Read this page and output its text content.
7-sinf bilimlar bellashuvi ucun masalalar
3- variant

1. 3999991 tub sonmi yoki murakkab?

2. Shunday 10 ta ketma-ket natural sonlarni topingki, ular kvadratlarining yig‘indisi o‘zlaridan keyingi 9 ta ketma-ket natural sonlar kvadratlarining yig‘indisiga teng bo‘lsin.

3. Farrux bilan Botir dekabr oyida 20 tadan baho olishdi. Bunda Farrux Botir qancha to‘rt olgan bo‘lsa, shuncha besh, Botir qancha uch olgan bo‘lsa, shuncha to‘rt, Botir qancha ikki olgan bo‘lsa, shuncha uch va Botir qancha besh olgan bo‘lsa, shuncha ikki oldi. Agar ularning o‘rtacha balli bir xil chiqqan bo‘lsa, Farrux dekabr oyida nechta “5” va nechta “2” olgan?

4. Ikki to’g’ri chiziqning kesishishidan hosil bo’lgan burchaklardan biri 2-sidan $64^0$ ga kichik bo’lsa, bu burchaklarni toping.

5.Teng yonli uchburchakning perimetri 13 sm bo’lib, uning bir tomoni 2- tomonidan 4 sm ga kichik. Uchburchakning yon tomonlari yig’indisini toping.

##############################

#### Directions for this task
Select every line of the records holding the string "kichik".

#### Worked solution
4. Ikki to’g’ri chiziqning kesishishidan hosil bo’lgan burchaklardan biri 2-sidan $64^0$ ga kichik bo’lsa, bu burchaklarni toping.
5.Teng yonli uchburchakning perimetri 13 sm bo’lib, uning bir tomoni 2- tomonidan 4 sm ga kichik. Uchburchakning yon tomonlari yig’indisini toping.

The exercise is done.